(Entries taken from a collection)
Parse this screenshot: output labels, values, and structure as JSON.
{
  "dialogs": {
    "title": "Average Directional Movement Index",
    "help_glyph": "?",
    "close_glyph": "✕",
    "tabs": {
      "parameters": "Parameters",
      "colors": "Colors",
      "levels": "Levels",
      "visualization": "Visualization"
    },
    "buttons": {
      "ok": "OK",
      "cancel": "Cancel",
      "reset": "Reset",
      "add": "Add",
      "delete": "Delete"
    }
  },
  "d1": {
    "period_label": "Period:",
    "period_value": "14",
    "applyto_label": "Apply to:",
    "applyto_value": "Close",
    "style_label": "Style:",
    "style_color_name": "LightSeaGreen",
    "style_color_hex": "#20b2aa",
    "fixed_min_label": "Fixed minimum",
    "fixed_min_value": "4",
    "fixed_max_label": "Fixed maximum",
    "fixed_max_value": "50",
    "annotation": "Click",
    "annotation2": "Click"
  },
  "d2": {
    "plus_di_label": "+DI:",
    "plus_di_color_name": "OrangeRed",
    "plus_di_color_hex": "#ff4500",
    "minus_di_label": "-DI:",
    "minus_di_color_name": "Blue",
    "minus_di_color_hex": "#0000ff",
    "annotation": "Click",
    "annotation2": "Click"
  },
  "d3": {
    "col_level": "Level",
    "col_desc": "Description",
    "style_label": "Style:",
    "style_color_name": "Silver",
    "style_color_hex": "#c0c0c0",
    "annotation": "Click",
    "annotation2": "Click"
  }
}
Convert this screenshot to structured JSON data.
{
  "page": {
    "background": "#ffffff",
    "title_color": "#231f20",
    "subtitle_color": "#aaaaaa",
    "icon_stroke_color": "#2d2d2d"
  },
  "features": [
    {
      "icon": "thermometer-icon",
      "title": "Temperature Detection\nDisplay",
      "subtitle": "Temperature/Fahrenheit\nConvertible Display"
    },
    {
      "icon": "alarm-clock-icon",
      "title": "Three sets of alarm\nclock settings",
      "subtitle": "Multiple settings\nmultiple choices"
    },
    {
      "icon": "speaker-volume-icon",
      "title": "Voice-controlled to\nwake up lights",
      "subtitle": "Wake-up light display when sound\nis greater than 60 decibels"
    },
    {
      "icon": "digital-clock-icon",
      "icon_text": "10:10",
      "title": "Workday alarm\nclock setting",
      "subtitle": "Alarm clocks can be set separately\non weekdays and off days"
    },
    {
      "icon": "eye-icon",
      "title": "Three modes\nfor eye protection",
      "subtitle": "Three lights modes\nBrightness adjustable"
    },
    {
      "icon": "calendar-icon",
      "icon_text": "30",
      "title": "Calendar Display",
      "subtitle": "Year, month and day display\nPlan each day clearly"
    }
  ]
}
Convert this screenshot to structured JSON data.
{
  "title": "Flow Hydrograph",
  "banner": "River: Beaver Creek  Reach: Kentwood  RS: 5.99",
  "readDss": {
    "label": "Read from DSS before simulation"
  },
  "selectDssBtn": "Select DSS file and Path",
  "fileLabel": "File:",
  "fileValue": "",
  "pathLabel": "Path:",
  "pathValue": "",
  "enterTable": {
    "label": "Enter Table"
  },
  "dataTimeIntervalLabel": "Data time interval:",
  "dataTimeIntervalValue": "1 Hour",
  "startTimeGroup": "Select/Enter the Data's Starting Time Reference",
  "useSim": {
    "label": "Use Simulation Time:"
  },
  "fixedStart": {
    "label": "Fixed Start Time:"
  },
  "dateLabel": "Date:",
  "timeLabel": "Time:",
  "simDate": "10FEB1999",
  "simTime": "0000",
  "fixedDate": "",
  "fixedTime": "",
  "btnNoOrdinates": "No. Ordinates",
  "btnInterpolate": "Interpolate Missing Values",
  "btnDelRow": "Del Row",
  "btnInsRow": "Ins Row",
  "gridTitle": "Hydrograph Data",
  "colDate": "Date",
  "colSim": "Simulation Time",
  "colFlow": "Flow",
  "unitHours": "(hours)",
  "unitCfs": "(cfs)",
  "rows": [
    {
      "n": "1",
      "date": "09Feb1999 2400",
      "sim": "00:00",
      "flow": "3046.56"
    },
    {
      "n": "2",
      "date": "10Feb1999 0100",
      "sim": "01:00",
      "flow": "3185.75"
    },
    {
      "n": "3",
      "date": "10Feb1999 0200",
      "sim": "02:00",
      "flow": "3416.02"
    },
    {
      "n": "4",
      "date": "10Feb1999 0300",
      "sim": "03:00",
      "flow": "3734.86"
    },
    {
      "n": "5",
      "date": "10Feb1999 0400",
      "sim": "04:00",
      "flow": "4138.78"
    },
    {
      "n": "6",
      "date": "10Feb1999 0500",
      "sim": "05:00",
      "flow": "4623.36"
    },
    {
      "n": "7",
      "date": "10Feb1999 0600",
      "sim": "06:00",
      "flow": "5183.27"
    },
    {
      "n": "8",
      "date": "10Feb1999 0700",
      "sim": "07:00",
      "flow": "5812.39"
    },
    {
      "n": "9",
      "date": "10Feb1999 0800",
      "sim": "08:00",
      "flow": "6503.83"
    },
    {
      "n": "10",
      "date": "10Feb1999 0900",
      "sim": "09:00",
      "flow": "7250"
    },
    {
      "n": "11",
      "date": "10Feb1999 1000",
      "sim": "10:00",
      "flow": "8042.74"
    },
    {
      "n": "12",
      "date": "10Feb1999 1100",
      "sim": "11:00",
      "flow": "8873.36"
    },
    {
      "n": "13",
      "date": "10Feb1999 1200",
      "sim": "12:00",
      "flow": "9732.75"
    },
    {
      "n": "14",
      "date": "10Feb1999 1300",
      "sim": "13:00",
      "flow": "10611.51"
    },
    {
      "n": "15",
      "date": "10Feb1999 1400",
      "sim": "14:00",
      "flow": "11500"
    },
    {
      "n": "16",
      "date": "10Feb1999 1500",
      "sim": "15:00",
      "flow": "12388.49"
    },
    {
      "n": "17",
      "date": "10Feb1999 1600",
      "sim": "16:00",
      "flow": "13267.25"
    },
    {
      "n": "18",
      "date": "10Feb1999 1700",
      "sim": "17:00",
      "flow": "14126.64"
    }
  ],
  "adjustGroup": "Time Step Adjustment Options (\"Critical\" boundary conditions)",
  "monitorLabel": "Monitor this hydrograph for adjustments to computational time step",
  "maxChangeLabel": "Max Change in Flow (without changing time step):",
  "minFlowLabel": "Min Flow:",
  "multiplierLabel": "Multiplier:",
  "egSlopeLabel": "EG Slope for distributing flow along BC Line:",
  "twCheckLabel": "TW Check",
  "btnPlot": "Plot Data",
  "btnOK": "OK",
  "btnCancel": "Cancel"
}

• **THE PROBLEM**:
Nothing should be changed: write out all of the data as is.

• **ANSWER**:
Parse this screenshot: output labels, values, and structure as JSON.
{
  "dialogs": {
    "title": "Average Directional Movement Index",
    "help_glyph": "?",
    "close_glyph": "✕",
    "tabs": {
      "parameters": "Parameters",
      "colors": "Colors",
      "levels": "Levels",
      "visualization": "Visualization"
    },
    "buttons": {
      "ok": "OK",
      "cancel": "Cancel",
      "reset": "Reset",
      "add": "Add",
      "delete": "Delete"
    }
  },
  "d1": {
    "period_label": "Period:",
    "period_value": "14",
    "applyto_label": "Apply to:",
    "applyto_value": "Close",
    "style_label": "Style:",
    "style_color_name": "LightSeaGreen",
    "style_color_hex": "#20b2aa",
    "fixed_min_label": "Fixed minimum",
    "fixed_min_value": "4",
    "fixed_max_label": "Fixed maximum",
    "fixed_max_value": "50",
    "annotation": "Click",
    "annotation2": "Click"
  },
  "d2": {
    "plus_di_label": "+DI:",
    "plus_di_color_name": "OrangeRed",
    "plus_di_color_hex": "#ff4500",
    "minus_di_label": "-DI:",
    "minus_di_color_name": "Blue",
    "minus_di_color_hex": "#0000ff",
    "annotation": "Click",
    "annotation2": "Click"
  },
  "d3": {
    "col_level": "Level",
    "col_desc": "Description",
    "style_label": "Style:",
    "style_color_name": "Silver",
    "style_color_hex": "#c0c0c0",
    "annotation": "Click",
    "annotation2": "Click"
  }
}
Convert this screenshot to structured JSON data.
{
  "page": {
    "background": "#ffffff",
    "title_color": "#231f20",
    "subtitle_color": "#aaaaaa",
    "icon_stroke_color": "#2d2d2d"
  },
  "features": [
    {
      "icon": "thermometer-icon",
      "title": "Temperature Detection\nDisplay",
      "subtitle": "Temperature/Fahrenheit\nConvertible Display"
    },
    {
      "icon": "alarm-clock-icon",
      "title": "Three sets of alarm\nclock settings",
      "subtitle": "Multiple settings\nmultiple choices"
    },
    {
      "icon": "speaker-volume-icon",
      "title": "Voice-controlled to\nwake up lights",
      "subtitle": "Wake-up light display when sound\nis greater than 60 decibels"
    },
    {
      "icon": "digital-clock-icon",
      "icon_text": "10:10",
      "title": "Workday alarm\nclock setting",
      "subtitle": "Alarm clocks can be set separately\non weekdays and off days"
    },
    {
      "icon": "eye-icon",
      "title": "Three modes\nfor eye protection",
      "subtitle": "Three lights modes\nBrightness adjustable"
    },
    {
      "icon": "calendar-icon",
      "icon_text": "30",
      "title": "Calendar Display",
      "subtitle": "Year, month and day display\nPlan each day clearly"
    }
  ]
}
Convert this screenshot to structured JSON data.
{
  "title": "Flow Hydrograph",
  "banner": "River: Beaver Creek  Reach: Kentwood  RS: 5.99",
  "readDss": {
    "label": "Read from DSS before simulation"
  },
  "selectDssBtn": "Select DSS file and Path",
  "fileLabel": "File:",
  "fileValue": "",
  "pathLabel": "Path:",
  "pathValue": "",
  "enterTable": {
    "label": "Enter Table"
  },
  "dataTimeIntervalLabel": "Data time interval:",
  "dataTimeIntervalValue": "1 Hour",
  "startTimeGroup": "Select/Enter the Data's Starting Time Reference",
  "useSim": {
    "label": "Use Simulation Time:"
  },
  "fixedStart": {
    "label": "Fixed Start Time:"
  },
  "dateLabel": "Date:",
  "timeLabel": "Time:",
  "simDate": "10FEB1999",
  "simTime": "0000",
  "fixedDate": "",
  "fixedTime": "",
  "btnNoOrdinates": "No. Ordinates",
  "btnInterpolate": "Interpolate Missing Values",
  "btnDelRow": "Del Row",
  "btnInsRow": "Ins Row",
  "gridTitle": "Hydrograph Data",
  "colDate": "Date",
  "colSim": "Simulation Time",
  "colFlow": "Flow",
  "unitHours": "(hours)",
  "unitCfs": "(cfs)",
  "rows": [
    {
      "n": "1",
      "date": "09Feb1999 2400",
      "sim": "00:00",
      "flow": "3046.56"
    },
    {
      "n": "2",
      "date": "10Feb1999 0100",
      "sim": "01:00",
      "flow": "3185.75"
    },
    {
      "n": "3",
      "date": "10Feb1999 0200",
      "sim": "02:00",
      "flow": "3416.02"
    },
    {
      "n": "4",
      "date": "10Feb1999 0300",
      "sim": "03:00",
      "flow": "3734.86"
    },
    {
      "n": "5",
      "date": "10Feb1999 0400",
      "sim": "04:00",
      "flow": "4138.78"
    },
    {
      "n": "6",
      "date": "10Feb1999 0500",
      "sim": "05:00",
      "flow": "4623.36"
    },
    {
      "n": "7",
      "date": "10Feb1999 0600",
      "sim": "06:00",
      "flow": "5183.27"
    },
    {
      "n": "8",
      "date": "10Feb1999 0700",
      "sim": "07:00",
      "flow": "5812.39"
    },
    {
      "n": "9",
      "date": "10Feb1999 0800",
      "sim": "08:00",
      "flow": "6503.83"
    },
    {
      "n": "10",
      "date": "10Feb1999 0900",
      "sim": "09:00",
      "flow": "7250"
    },
    {
      "n": "11",
      "date": "10Feb1999 1000",
      "sim": "10:00",
      "flow": "8042.74"
    },
    {
      "n": "12",
      "date": "10Feb1999 1100",
      "sim": "11:00",
      "flow": "8873.36"
    },
    {
      "n": "13",
      "date": "10Feb1999 1200",
      "sim": "12:00",
      "flow": "9732.75"
    },
    {
      "n": "14",
      "date": "10Feb1999 1300",
      "sim": "13:00",
      "flow": "10611.51"
    },
    {
      "n": "15",
      "date": "10Feb1999 1400",
      "sim": "14:00",
      "flow": "11500"
    },
    {
      "n": "16",
      "date": "10Feb1999 1500",
      "sim": "15:00",
      "flow": "12388.49"
    },
    {
      "n": "17",
      "date": "10Feb1999 1600",
      "sim": "16:00",
      "flow": "13267.25"
    },
    {
      "n": "18",
      "date": "10Feb1999 1700",
      "sim": "17:00",
      "flow": "14126.64"
    }
  ],
  "adjustGroup": "Time Step Adjustment Options (\"Critical\" boundary conditions)",
  "monitorLabel": "Monitor this hydrograph for adjustments to computational time step",
  "maxChangeLabel": "Max Change in Flow (without changing time step):",
  "minFlowLabel": "Min Flow:",
  "multiplierLabel": "Multiplier:",
  "egSlopeLabel": "EG Slope for distributing flow along BC Line:",
  "twCheckLabel": "TW Check",
  "btnPlot": "Plot Data",
  "btnOK": "OK",
  "btnCancel": "Cancel"
}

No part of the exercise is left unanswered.